— START OF Entries shown —
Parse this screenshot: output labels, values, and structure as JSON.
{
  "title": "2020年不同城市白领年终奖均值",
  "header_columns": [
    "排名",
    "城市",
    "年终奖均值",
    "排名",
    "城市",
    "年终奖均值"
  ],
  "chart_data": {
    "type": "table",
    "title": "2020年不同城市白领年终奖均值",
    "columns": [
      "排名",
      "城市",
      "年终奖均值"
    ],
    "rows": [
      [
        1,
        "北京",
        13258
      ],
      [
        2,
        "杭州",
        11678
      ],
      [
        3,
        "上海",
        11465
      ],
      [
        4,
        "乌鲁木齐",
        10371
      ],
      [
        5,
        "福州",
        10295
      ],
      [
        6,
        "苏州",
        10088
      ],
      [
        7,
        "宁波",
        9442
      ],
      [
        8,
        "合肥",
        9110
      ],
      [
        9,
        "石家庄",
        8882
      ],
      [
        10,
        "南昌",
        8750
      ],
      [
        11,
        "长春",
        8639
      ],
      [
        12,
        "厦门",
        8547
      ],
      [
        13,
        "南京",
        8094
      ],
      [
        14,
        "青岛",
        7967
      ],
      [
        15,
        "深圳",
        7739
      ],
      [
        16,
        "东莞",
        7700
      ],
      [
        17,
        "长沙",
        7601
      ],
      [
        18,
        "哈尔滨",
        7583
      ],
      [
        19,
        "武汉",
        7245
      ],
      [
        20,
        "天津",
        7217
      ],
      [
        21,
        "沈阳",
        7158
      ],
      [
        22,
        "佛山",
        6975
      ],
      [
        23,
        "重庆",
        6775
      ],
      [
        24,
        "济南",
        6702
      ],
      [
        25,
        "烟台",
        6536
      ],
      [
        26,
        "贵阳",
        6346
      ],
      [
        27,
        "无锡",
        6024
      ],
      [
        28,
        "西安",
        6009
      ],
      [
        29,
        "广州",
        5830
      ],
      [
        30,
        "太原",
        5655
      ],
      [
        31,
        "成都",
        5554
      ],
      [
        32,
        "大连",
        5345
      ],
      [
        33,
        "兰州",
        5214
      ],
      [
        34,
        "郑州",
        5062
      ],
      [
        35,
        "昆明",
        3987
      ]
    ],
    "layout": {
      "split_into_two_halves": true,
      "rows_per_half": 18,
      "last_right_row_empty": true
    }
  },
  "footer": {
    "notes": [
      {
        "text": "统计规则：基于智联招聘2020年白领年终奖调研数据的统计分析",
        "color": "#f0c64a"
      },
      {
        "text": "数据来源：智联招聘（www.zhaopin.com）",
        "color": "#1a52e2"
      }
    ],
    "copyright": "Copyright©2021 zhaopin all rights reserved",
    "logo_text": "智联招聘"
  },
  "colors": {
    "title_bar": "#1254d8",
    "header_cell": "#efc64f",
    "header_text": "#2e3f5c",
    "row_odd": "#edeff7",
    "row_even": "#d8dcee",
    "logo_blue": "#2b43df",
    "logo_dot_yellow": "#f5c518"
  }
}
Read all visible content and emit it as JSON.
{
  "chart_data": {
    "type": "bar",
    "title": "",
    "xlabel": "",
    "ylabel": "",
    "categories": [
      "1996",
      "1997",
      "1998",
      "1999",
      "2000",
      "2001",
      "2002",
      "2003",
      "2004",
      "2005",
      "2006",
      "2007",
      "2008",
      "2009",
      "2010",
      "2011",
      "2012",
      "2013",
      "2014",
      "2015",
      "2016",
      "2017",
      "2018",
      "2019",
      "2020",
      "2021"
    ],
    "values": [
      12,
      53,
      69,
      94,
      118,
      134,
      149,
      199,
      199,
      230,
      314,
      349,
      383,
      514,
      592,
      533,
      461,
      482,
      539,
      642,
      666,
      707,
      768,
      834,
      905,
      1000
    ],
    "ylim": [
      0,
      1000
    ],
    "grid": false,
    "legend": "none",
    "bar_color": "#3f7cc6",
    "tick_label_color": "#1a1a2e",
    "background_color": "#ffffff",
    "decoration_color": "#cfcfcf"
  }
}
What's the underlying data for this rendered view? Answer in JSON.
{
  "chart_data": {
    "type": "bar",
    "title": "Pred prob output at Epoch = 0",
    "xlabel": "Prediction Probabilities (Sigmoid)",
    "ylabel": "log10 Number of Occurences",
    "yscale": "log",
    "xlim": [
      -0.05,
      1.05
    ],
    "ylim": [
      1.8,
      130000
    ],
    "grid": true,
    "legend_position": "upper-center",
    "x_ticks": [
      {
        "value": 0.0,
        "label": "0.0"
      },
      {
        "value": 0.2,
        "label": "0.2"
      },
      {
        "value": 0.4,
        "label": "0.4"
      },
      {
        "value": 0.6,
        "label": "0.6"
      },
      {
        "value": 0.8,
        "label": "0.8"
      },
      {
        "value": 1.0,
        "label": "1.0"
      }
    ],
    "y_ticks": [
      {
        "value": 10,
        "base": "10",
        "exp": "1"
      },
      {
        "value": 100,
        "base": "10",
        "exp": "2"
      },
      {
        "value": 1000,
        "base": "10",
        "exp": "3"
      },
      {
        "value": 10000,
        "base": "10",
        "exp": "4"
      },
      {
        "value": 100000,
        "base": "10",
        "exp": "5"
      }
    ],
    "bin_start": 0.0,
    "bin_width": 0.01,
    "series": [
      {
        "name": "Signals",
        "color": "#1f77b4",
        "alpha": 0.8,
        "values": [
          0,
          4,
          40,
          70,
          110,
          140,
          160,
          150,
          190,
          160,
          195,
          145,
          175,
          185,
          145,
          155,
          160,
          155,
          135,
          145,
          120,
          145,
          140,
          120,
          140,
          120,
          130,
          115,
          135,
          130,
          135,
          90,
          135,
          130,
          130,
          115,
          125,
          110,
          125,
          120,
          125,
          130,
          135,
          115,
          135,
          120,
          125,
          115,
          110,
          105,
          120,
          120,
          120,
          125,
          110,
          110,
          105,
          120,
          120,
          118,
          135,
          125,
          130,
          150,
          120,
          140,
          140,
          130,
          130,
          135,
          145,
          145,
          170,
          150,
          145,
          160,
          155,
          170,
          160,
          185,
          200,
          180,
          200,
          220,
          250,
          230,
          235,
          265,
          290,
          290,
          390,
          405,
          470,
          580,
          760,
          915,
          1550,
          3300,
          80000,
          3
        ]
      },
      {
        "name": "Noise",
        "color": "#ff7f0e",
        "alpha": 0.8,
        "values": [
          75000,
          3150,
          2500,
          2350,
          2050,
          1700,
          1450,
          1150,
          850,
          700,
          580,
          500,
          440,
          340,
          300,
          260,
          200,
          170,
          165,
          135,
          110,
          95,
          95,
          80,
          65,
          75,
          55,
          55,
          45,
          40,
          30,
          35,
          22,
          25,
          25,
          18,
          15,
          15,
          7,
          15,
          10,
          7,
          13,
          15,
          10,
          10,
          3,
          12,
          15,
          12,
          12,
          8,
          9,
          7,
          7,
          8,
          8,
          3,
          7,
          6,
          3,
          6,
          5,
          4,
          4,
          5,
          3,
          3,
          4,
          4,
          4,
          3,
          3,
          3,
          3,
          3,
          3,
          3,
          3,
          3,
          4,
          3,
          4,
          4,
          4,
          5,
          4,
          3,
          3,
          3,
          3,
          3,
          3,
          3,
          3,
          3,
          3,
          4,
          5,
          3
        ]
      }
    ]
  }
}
— END OF Entries shown —
Set down every record above exactly as given.

Parse this screenshot: output labels, values, and structure as JSON.
{
  "title": "2020年不同城市白领年终奖均值",
  "header_columns": [
    "排名",
    "城市",
    "年终奖均值",
    "排名",
    "城市",
    "年终奖均值"
  ],
  "chart_data": {
    "type": "table",
    "title": "2020年不同城市白领年终奖均值",
    "columns": [
      "排名",
      "城市",
      "年终奖均值"
    ],
    "rows": [
      [
        1,
        "北京",
        13258
      ],
      [
        2,
        "杭州",
        11678
      ],
      [
        3,
        "上海",
        11465
      ],
      [
        4,
        "乌鲁木齐",
        10371
      ],
      [
        5,
        "福州",
        10295
      ],
      [
        6,
        "苏州",
        10088
      ],
      [
        7,
        "宁波",
        9442
      ],
      [
        8,
        "合肥",
        9110
      ],
      [
        9,
        "石家庄",
        8882
      ],
      [
        10,
        "南昌",
        8750
      ],
      [
        11,
        "长春",
        8639
      ],
      [
        12,
        "厦门",
        8547
      ],
      [
        13,
        "南京",
        8094
      ],
      [
        14,
        "青岛",
        7967
      ],
      [
        15,
        "深圳",
        7739
      ],
      [
        16,
        "东莞",
        7700
      ],
      [
        17,
        "长沙",
        7601
      ],
      [
        18,
        "哈尔滨",
        7583
      ],
      [
        19,
        "武汉",
        7245
      ],
      [
        20,
        "天津",
        7217
      ],
      [
        21,
        "沈阳",
        7158
      ],
      [
        22,
        "佛山",
        6975
      ],
      [
        23,
        "重庆",
        6775
      ],
      [
        24,
        "济南",
        6702
      ],
      [
        25,
        "烟台",
        6536
      ],
      [
        26,
        "贵阳",
        6346
      ],
      [
        27,
        "无锡",
        6024
      ],
      [
        28,
        "西安",
        6009
      ],
      [
        29,
        "广州",
        5830
      ],
      [
        30,
        "太原",
        5655
      ],
      [
        31,
        "成都",
        5554
      ],
      [
        32,
        "大连",
        5345
      ],
      [
        33,
        "兰州",
        5214
      ],
      [
        34,
        "郑州",
        5062
      ],
      [
        35,
        "昆明",
        3987
      ]
    ],
    "layout": {
      "split_into_two_halves": true,
      "rows_per_half": 18,
      "last_right_row_empty": true
    }
  },
  "footer": {
    "notes": [
      {
        "text": "统计规则：基于智联招聘2020年白领年终奖调研数据的统计分析",
        "color": "#f0c64a"
      },
      {
        "text": "数据来源：智联招聘（www.zhaopin.com）",
        "color": "#1a52e2"
      }
    ],
    "copyright": "Copyright©2021 zhaopin all rights reserved",
    "logo_text": "智联招聘"
  },
  "colors": {
    "title_bar": "#1254d8",
    "header_cell": "#efc64f",
    "header_text": "#2e3f5c",
    "row_odd": "#edeff7",
    "row_even": "#d8dcee",
    "logo_blue": "#2b43df",
    "logo_dot_yellow": "#f5c518"
  }
}
Read all visible content and emit it as JSON.
{
  "chart_data": {
    "type": "bar",
    "title": "",
    "xlabel": "",
    "ylabel": "",
    "categories": [
      "1996",
      "1997",
      "1998",
      "1999",
      "2000",
      "2001",
      "2002",
      "2003",
      "2004",
      "2005",
      "2006",
      "2007",
      "2008",
      "2009",
      "2010",
      "2011",
      "2012",
      "2013",
      "2014",
      "2015",
      "2016",
      "2017",
      "2018",
      "2019",
      "2020",
      "2021"
    ],
    "values": [
      12,
      53,
      69,
      94,
      118,
      134,
      149,
      199,
      199,
      230,
      314,
      349,
      383,
      514,
      592,
      533,
      461,
      482,
      539,
      642,
      666,
      707,
      768,
      834,
      905,
      1000
    ],
    "ylim": [
      0,
      1000
    ],
    "grid": false,
    "legend": "none",
    "bar_color": "#3f7cc6",
    "tick_label_color": "#1a1a2e",
    "background_color": "#ffffff",
    "decoration_color": "#cfcfcf"
  }
}
What's the underlying data for this rendered view? Answer in JSON.
{
  "chart_data": {
    "type": "bar",
    "title": "Pred prob output at Epoch = 0",
    "xlabel": "Prediction Probabilities (Sigmoid)",
    "ylabel": "log10 Number of Occurences",
    "yscale": "log",
    "xlim": [
      -0.05,
      1.05
    ],
    "ylim": [
      1.8,
      130000
    ],
    "grid": true,
    "legend_position": "upper-center",
    "x_ticks": [
      {
        "value": 0.0,
        "label": "0.0"
      },
      {
        "value": 0.2,
        "label": "0.2"
      },
      {
        "value": 0.4,
        "label": "0.4"
      },
      {
        "value": 0.6,
        "label": "0.6"
      },
      {
        "value": 0.8,
        "label": "0.8"
      },
      {
        "value": 1.0,
        "label": "1.0"
      }
    ],
    "y_ticks": [
      {
        "value": 10,
        "base": "10",
        "exp": "1"
      },
      {
        "value": 100,
        "base": "10",
        "exp": "2"
      },
      {
        "value": 1000,
        "base": "10",
        "exp": "3"
      },
      {
        "value": 10000,
        "base": "10",
        "exp": "4"
      },
      {
        "value": 100000,
        "base": "10",
        "exp": "5"
      }
    ],
    "bin_start": 0.0,
    "bin_width": 0.01,
    "series": [
      {
        "name": "Signals",
        "color": "#1f77b4",
        "alpha": 0.8,
        "values": [
          0,
          4,
          40,
          70,
          110,
          140,
          160,
          150,
          190,
          160,
          195,
          145,
          175,
          185,
          145,
          155,
          160,
          155,
          135,
          145,
          120,
          145,
          140,
          120,
          140,
          120,
          130,
          115,
          135,
          130,
          135,
          90,
          135,
          130,
          130,
          115,
          125,
          110,
          125,
          120,
          125,
          130,
          135,
          115,
          135,
          120,
          125,
          115,
          110,
          105,
          120,
          120,
          120,
          125,
          110,
          110,
          105,
          120,
          120,
          118,
          135,
          125,
          130,
          150,
          120,
          140,
          140,
          130,
          130,
          135,
          145,
          145,
          170,
          150,
          145,
          160,
          155,
          170,
          160,
          185,
          200,
          180,
          200,
          220,
          250,
          230,
          235,
          265,
          290,
          290,
          390,
          405,
          470,
          580,
          760,
          915,
          1550,
          3300,
          80000,
          3
        ]
      },
      {
        "name": "Noise",
        "color": "#ff7f0e",
        "alpha": 0.8,
        "values": [
          75000,
          3150,
          2500,
          2350,
          2050,
          1700,
          1450,
          1150,
          850,
          700,
          580,
          500,
          440,
          340,
          300,
          260,
          200,
          170,
          165,
          135,
          110,
          95,
          95,
          80,
          65,
          75,
          55,
          55,
          45,
          40,
          30,
          35,
          22,
          25,
          25,
          18,
          15,
          15,
          7,
          15,
          10,
          7,
          13,
          15,
          10,
          10,
          3,
          12,
          15,
          12,
          12,
          8,
          9,
          7,
          7,
          8,
          8,
          3,
          7,
          6,
          3,
          6,
          5,
          4,
          4,
          5,
          3,
          3,
          4,
          4,
          4,
          3,
          3,
          3,
          3,
          3,
          3,
          3,
          3,
          3,
          4,
          3,
          4,
          4,
          4,
          5,
          4,
          3,
          3,
          3,
          3,
          3,
          3,
          3,
          3,
          3,
          3,
          4,
          5,
          3
        ]
      }
    ]
  }
}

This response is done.